- [Directions]:
Every line with the string "name" should be gathered.

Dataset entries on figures
──────────

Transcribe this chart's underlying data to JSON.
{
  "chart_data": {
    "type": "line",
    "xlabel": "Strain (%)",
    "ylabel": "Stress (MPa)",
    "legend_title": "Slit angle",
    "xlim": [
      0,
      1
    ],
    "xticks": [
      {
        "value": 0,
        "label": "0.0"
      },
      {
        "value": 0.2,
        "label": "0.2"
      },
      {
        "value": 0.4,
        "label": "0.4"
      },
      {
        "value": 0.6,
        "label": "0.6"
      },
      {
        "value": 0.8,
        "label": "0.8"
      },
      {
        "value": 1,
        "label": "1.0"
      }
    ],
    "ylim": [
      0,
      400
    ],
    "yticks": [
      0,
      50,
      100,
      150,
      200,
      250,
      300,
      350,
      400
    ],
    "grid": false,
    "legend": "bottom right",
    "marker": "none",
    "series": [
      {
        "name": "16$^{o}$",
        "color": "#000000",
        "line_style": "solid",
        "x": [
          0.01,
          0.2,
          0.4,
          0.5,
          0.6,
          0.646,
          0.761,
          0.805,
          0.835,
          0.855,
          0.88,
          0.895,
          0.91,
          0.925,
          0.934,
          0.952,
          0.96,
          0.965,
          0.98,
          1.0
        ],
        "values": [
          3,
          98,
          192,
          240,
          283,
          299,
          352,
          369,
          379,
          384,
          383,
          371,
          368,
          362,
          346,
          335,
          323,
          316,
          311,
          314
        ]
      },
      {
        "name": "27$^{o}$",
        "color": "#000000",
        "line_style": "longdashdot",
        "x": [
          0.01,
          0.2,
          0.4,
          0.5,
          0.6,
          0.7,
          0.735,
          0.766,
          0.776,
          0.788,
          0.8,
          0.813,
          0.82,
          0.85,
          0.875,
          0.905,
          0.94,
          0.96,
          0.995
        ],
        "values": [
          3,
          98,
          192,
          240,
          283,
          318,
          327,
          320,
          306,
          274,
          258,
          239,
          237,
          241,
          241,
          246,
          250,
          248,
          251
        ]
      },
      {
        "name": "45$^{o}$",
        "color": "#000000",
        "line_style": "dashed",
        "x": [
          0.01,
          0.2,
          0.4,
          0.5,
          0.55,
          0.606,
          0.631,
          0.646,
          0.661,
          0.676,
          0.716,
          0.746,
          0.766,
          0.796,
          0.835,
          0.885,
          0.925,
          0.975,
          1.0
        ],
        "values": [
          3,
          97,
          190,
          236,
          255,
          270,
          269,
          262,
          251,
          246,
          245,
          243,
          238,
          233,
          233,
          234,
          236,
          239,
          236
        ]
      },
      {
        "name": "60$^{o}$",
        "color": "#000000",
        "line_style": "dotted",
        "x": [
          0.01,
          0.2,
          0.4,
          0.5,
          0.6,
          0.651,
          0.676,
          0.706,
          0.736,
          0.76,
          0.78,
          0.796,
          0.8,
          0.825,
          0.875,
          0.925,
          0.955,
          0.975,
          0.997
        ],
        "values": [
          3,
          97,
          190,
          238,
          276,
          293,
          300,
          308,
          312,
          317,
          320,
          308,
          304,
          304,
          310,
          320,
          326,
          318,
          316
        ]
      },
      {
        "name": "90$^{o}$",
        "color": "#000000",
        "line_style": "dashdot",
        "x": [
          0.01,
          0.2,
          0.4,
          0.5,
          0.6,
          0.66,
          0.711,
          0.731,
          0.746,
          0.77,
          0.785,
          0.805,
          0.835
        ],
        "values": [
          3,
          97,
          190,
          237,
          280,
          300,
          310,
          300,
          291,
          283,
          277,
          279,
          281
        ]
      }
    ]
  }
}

──────────

- [Response]:
        "name": "16$^{o}$",
        "name": "27$^{o}$",
        "name": "45$^{o}$",
        "name": "60$^{o}$",
        "name": "90$^{o}$",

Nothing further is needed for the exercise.